[Work to be completed] Reproduce every entry below precisely. Pictures are excluded from the copy.

[Begin Recorded information]

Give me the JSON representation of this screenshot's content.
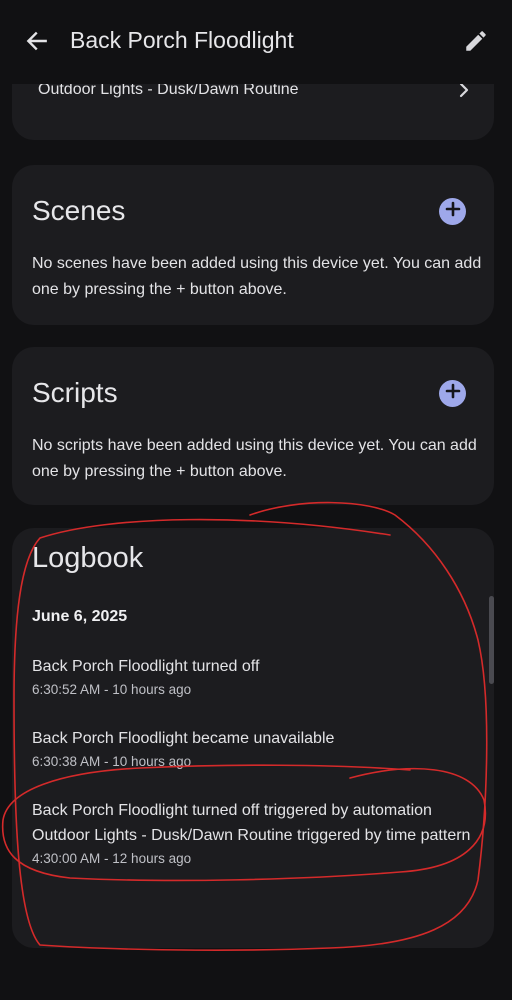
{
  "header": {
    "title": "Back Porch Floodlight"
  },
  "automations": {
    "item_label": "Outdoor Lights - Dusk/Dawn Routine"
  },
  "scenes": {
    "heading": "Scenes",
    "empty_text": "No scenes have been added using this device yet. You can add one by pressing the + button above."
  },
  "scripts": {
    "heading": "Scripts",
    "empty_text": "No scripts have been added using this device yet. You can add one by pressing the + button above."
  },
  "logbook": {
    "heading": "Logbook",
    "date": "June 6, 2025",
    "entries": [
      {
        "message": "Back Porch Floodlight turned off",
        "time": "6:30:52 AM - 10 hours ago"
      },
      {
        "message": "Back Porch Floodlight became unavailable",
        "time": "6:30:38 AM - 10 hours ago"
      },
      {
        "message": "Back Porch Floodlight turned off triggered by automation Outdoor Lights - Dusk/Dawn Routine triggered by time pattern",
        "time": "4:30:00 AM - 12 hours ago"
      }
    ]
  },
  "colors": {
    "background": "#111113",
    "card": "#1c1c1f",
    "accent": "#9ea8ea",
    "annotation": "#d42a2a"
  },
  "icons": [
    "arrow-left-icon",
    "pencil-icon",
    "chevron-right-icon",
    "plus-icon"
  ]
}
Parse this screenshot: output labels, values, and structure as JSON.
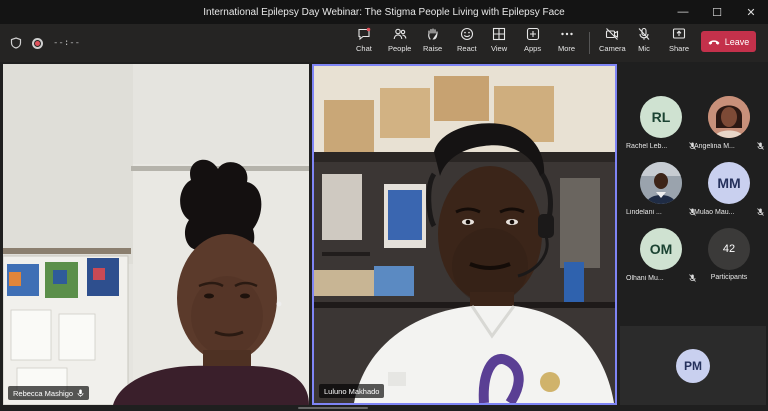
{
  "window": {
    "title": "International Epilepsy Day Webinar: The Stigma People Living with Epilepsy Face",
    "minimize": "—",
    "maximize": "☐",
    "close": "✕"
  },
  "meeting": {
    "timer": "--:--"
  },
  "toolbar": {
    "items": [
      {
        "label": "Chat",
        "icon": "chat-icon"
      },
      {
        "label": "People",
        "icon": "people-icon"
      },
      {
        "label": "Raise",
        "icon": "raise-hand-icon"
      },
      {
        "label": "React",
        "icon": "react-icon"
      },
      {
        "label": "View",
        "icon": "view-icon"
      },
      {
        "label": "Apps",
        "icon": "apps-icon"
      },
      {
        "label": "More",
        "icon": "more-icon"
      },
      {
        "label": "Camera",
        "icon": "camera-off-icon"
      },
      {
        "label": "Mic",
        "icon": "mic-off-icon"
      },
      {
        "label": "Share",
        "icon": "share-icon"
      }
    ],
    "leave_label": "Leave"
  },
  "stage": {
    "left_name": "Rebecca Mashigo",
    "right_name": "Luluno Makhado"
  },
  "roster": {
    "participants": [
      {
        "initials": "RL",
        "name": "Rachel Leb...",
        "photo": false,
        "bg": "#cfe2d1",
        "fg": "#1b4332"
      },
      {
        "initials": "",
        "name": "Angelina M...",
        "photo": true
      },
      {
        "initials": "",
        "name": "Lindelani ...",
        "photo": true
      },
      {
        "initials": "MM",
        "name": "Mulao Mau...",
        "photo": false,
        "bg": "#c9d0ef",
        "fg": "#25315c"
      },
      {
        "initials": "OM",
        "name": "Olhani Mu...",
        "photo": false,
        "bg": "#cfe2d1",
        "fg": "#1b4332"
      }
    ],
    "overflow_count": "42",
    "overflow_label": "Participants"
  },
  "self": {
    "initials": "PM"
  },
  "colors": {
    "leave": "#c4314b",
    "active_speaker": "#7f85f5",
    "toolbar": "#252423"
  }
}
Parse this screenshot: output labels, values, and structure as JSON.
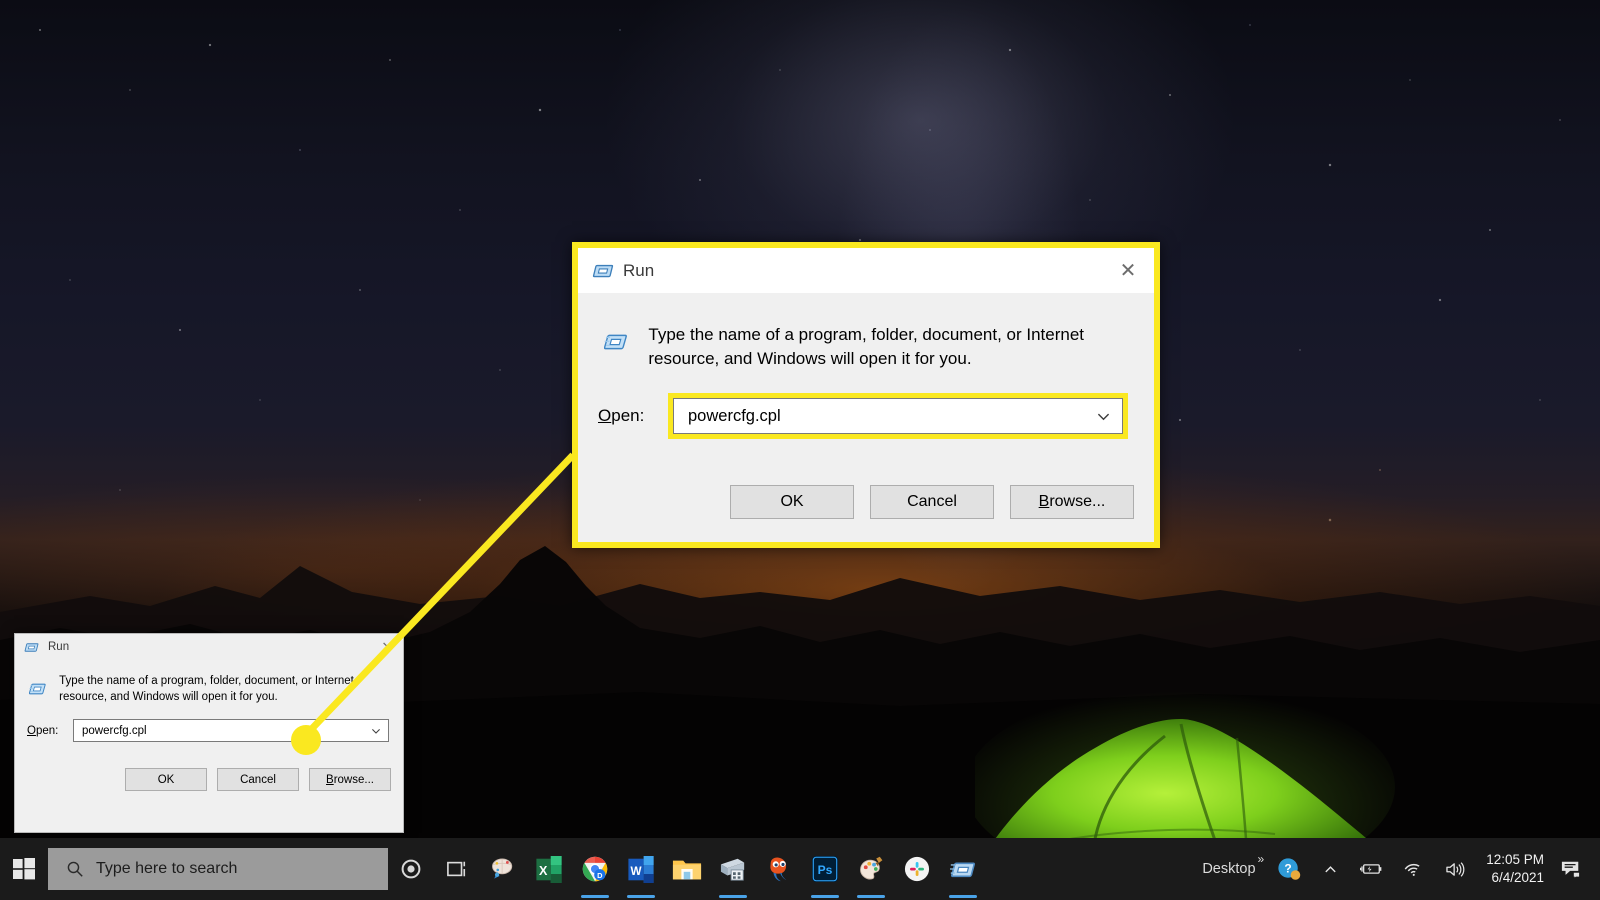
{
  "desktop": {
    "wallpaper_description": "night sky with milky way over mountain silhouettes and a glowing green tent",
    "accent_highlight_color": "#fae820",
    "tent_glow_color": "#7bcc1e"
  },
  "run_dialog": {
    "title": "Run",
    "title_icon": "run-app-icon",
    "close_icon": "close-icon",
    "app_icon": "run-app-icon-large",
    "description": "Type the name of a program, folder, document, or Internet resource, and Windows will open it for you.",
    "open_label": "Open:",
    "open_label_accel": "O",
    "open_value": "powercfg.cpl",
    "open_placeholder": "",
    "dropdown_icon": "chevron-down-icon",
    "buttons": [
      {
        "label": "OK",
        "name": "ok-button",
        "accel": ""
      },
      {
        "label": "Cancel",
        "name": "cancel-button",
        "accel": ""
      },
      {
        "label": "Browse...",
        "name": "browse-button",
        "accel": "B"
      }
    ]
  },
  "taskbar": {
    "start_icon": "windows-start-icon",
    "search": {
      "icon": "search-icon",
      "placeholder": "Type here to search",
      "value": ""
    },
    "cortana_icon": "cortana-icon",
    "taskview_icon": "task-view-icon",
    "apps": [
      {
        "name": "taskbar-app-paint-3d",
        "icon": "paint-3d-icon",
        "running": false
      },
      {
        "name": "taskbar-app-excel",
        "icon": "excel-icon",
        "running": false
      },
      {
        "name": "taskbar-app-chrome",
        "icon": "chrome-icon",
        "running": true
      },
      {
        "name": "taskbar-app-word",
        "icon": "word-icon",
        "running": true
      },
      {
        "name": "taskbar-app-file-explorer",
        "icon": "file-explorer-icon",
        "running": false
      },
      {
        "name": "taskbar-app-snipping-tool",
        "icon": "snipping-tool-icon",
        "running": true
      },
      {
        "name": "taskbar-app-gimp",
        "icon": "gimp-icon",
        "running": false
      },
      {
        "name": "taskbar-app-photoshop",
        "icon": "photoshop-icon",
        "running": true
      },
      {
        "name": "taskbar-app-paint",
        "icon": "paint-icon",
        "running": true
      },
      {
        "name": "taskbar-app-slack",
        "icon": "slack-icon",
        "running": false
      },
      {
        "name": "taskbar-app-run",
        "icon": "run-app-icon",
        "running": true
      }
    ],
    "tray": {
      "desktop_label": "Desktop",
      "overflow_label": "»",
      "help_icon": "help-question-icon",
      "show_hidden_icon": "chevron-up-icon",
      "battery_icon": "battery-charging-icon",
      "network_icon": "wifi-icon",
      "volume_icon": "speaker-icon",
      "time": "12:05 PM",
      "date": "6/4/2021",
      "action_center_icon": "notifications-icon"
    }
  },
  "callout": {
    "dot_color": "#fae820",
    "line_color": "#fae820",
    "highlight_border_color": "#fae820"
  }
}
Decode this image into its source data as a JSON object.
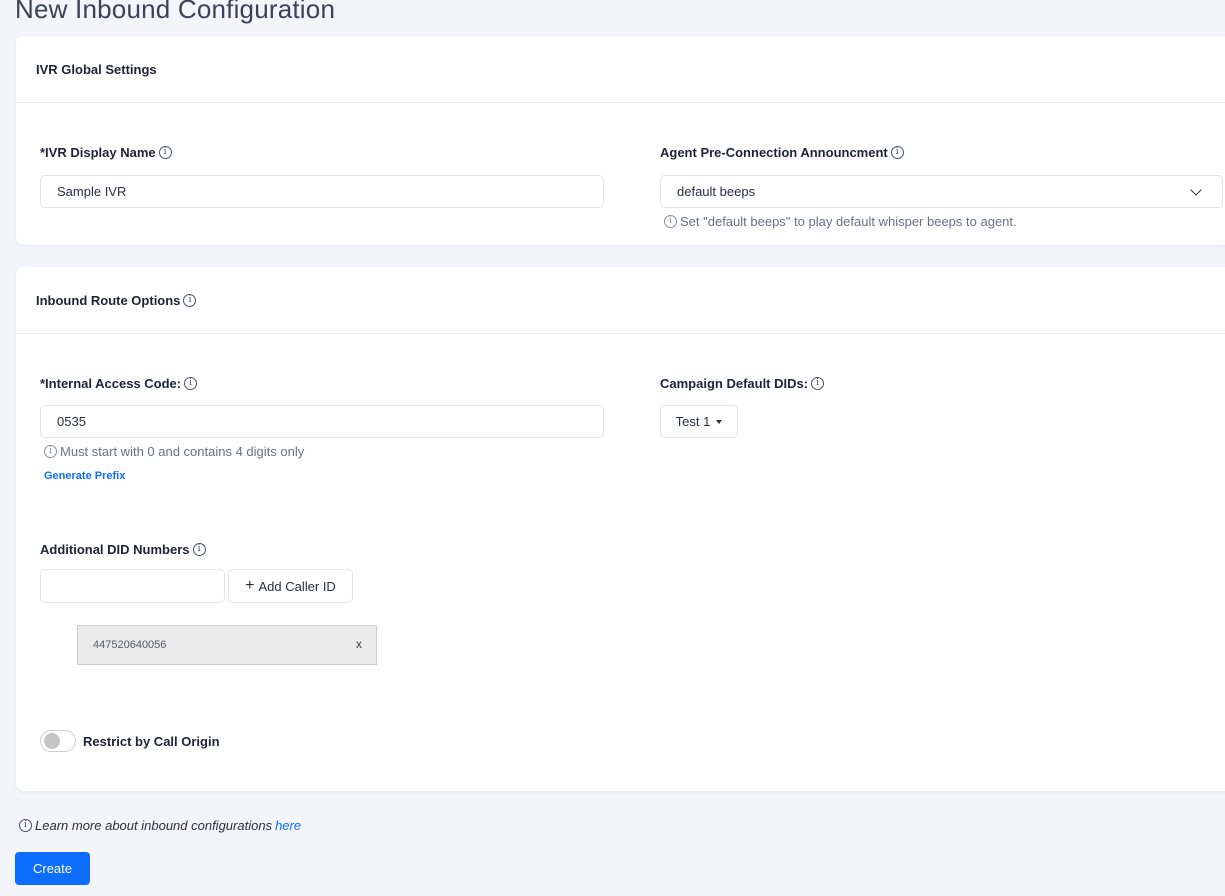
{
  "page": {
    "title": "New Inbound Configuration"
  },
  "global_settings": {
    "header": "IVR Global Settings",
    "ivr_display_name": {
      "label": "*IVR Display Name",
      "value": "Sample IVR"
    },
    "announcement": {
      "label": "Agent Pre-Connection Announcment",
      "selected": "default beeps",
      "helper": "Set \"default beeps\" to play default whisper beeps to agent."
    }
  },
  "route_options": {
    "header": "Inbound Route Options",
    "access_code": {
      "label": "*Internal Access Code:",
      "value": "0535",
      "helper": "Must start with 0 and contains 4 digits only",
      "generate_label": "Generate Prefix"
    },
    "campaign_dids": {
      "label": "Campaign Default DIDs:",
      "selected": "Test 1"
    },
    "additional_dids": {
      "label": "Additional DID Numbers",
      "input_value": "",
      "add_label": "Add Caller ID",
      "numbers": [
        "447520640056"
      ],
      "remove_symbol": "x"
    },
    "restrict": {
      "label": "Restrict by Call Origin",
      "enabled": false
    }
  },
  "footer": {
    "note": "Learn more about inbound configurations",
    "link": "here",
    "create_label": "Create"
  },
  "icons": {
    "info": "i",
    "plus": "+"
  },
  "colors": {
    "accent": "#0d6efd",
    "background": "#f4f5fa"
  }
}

[End Recorded information]

[Correct answer]
Give me the JSON representation of this screenshot's content.
{
  "header": {
    "title": "Back Porch Floodlight"
  },
  "automations": {
    "item_label": "Outdoor Lights - Dusk/Dawn Routine"
  },
  "scenes": {
    "heading": "Scenes",
    "empty_text": "No scenes have been added using this device yet. You can add one by pressing the + button above."
  },
  "scripts": {
    "heading": "Scripts",
    "empty_text": "No scripts have been added using this device yet. You can add one by pressing the + button above."
  },
  "logbook": {
    "heading": "Logbook",
    "date": "June 6, 2025",
    "entries": [
      {
        "message": "Back Porch Floodlight turned off",
        "time": "6:30:52 AM - 10 hours ago"
      },
      {
        "message": "Back Porch Floodlight became unavailable",
        "time": "6:30:38 AM - 10 hours ago"
      },
      {
        "message": "Back Porch Floodlight turned off triggered by automation Outdoor Lights - Dusk/Dawn Routine triggered by time pattern",
        "time": "4:30:00 AM - 12 hours ago"
      }
    ]
  },
  "colors": {
    "background": "#111113",
    "card": "#1c1c1f",
    "accent": "#9ea8ea",
    "annotation": "#d42a2a"
  },
  "icons": [
    "arrow-left-icon",
    "pencil-icon",
    "chevron-right-icon",
    "plus-icon"
  ]
}
Parse this screenshot: output labels, values, and structure as JSON.
{
  "window": {
    "title": "International Epilepsy Day Webinar: The Stigma People Living with Epilepsy Face",
    "minimize": "—",
    "maximize": "☐",
    "close": "✕"
  },
  "meeting": {
    "timer": "--:--"
  },
  "toolbar": {
    "items": [
      {
        "label": "Chat",
        "icon": "chat-icon"
      },
      {
        "label": "People",
        "icon": "people-icon"
      },
      {
        "label": "Raise",
        "icon": "raise-hand-icon"
      },
      {
        "label": "React",
        "icon": "react-icon"
      },
      {
        "label": "View",
        "icon": "view-icon"
      },
      {
        "label": "Apps",
        "icon": "apps-icon"
      },
      {
        "label": "More",
        "icon": "more-icon"
      },
      {
        "label": "Camera",
        "icon": "camera-off-icon"
      },
      {
        "label": "Mic",
        "icon": "mic-off-icon"
      },
      {
        "label": "Share",
        "icon": "share-icon"
      }
    ],
    "leave_label": "Leave"
  },
  "stage": {
    "left_name": "Rebecca Mashigo",
    "right_name": "Luluno Makhado"
  },
  "roster": {
    "participants": [
      {
        "initials": "RL",
        "name": "Rachel Leb...",
        "photo": false,
        "bg": "#cfe2d1",
        "fg": "#1b4332"
      },
      {
        "initials": "",
        "name": "Angelina M...",
        "photo": true
      },
      {
        "initials": "",
        "name": "Lindelani ...",
        "photo": true
      },
      {
        "initials": "MM",
        "name": "Mulao Mau...",
        "photo": false,
        "bg": "#c9d0ef",
        "fg": "#25315c"
      },
      {
        "initials": "OM",
        "name": "Olhani Mu...",
        "photo": false,
        "bg": "#cfe2d1",
        "fg": "#1b4332"
      }
    ],
    "overflow_count": "42",
    "overflow_label": "Participants"
  },
  "self": {
    "initials": "PM"
  },
  "colors": {
    "leave": "#c4314b",
    "active_speaker": "#7f85f5",
    "toolbar": "#252423"
  }
}
Parse this screenshot: output labels, values, and structure as JSON.
{
  "desktop": {
    "wallpaper_description": "night sky with milky way over mountain silhouettes and a glowing green tent",
    "accent_highlight_color": "#fae820",
    "tent_glow_color": "#7bcc1e"
  },
  "run_dialog": {
    "title": "Run",
    "title_icon": "run-app-icon",
    "close_icon": "close-icon",
    "app_icon": "run-app-icon-large",
    "description": "Type the name of a program, folder, document, or Internet resource, and Windows will open it for you.",
    "open_label": "Open:",
    "open_label_accel": "O",
    "open_value": "powercfg.cpl",
    "open_placeholder": "",
    "dropdown_icon": "chevron-down-icon",
    "buttons": [
      {
        "label": "OK",
        "name": "ok-button",
        "accel": ""
      },
      {
        "label": "Cancel",
        "name": "cancel-button",
        "accel": ""
      },
      {
        "label": "Browse...",
        "name": "browse-button",
        "accel": "B"
      }
    ]
  },
  "taskbar": {
    "start_icon": "windows-start-icon",
    "search": {
      "icon": "search-icon",
      "placeholder": "Type here to search",
      "value": ""
    },
    "cortana_icon": "cortana-icon",
    "taskview_icon": "task-view-icon",
    "apps": [
      {
        "name": "taskbar-app-paint-3d",
        "icon": "paint-3d-icon",
        "running": false
      },
      {
        "name": "taskbar-app-excel",
        "icon": "excel-icon",
        "running": false
      },
      {
        "name": "taskbar-app-chrome",
        "icon": "chrome-icon",
        "running": true
      },
      {
        "name": "taskbar-app-word",
        "icon": "word-icon",
        "running": true
      },
      {
        "name": "taskbar-app-file-explorer",
        "icon": "file-explorer-icon",
        "running": false
      },
      {
        "name": "taskbar-app-snipping-tool",
        "icon": "snipping-tool-icon",
        "running": true
      },
      {
        "name": "taskbar-app-gimp",
        "icon": "gimp-icon",
        "running": false
      },
      {
        "name": "taskbar-app-photoshop",
        "icon": "photoshop-icon",
        "running": true
      },
      {
        "name": "taskbar-app-paint",
        "icon": "paint-icon",
        "running": true
      },
      {
        "name": "taskbar-app-slack",
        "icon": "slack-icon",
        "running": false
      },
      {
        "name": "taskbar-app-run",
        "icon": "run-app-icon",
        "running": true
      }
    ],
    "tray": {
      "desktop_label": "Desktop",
      "overflow_label": "»",
      "help_icon": "help-question-icon",
      "show_hidden_icon": "chevron-up-icon",
      "battery_icon": "battery-charging-icon",
      "network_icon": "wifi-icon",
      "volume_icon": "speaker-icon",
      "time": "12:05 PM",
      "date": "6/4/2021",
      "action_center_icon": "notifications-icon"
    }
  },
  "callout": {
    "dot_color": "#fae820",
    "line_color": "#fae820",
    "highlight_border_color": "#fae820"
  }
}
Decode this image into its source data as a JSON object.
{
  "page": {
    "title": "New Inbound Configuration"
  },
  "global_settings": {
    "header": "IVR Global Settings",
    "ivr_display_name": {
      "label": "*IVR Display Name",
      "value": "Sample IVR"
    },
    "announcement": {
      "label": "Agent Pre-Connection Announcment",
      "selected": "default beeps",
      "helper": "Set \"default beeps\" to play default whisper beeps to agent."
    }
  },
  "route_options": {
    "header": "Inbound Route Options",
    "access_code": {
      "label": "*Internal Access Code:",
      "value": "0535",
      "helper": "Must start with 0 and contains 4 digits only",
      "generate_label": "Generate Prefix"
    },
    "campaign_dids": {
      "label": "Campaign Default DIDs:",
      "selected": "Test 1"
    },
    "additional_dids": {
      "label": "Additional DID Numbers",
      "input_value": "",
      "add_label": "Add Caller ID",
      "numbers": [
        "447520640056"
      ],
      "remove_symbol": "x"
    },
    "restrict": {
      "label": "Restrict by Call Origin",
      "enabled": false
    }
  },
  "footer": {
    "note": "Learn more about inbound configurations",
    "link": "here",
    "create_label": "Create"
  },
  "icons": {
    "info": "i",
    "plus": "+"
  },
  "colors": {
    "accent": "#0d6efd",
    "background": "#f4f5fa"
  }
}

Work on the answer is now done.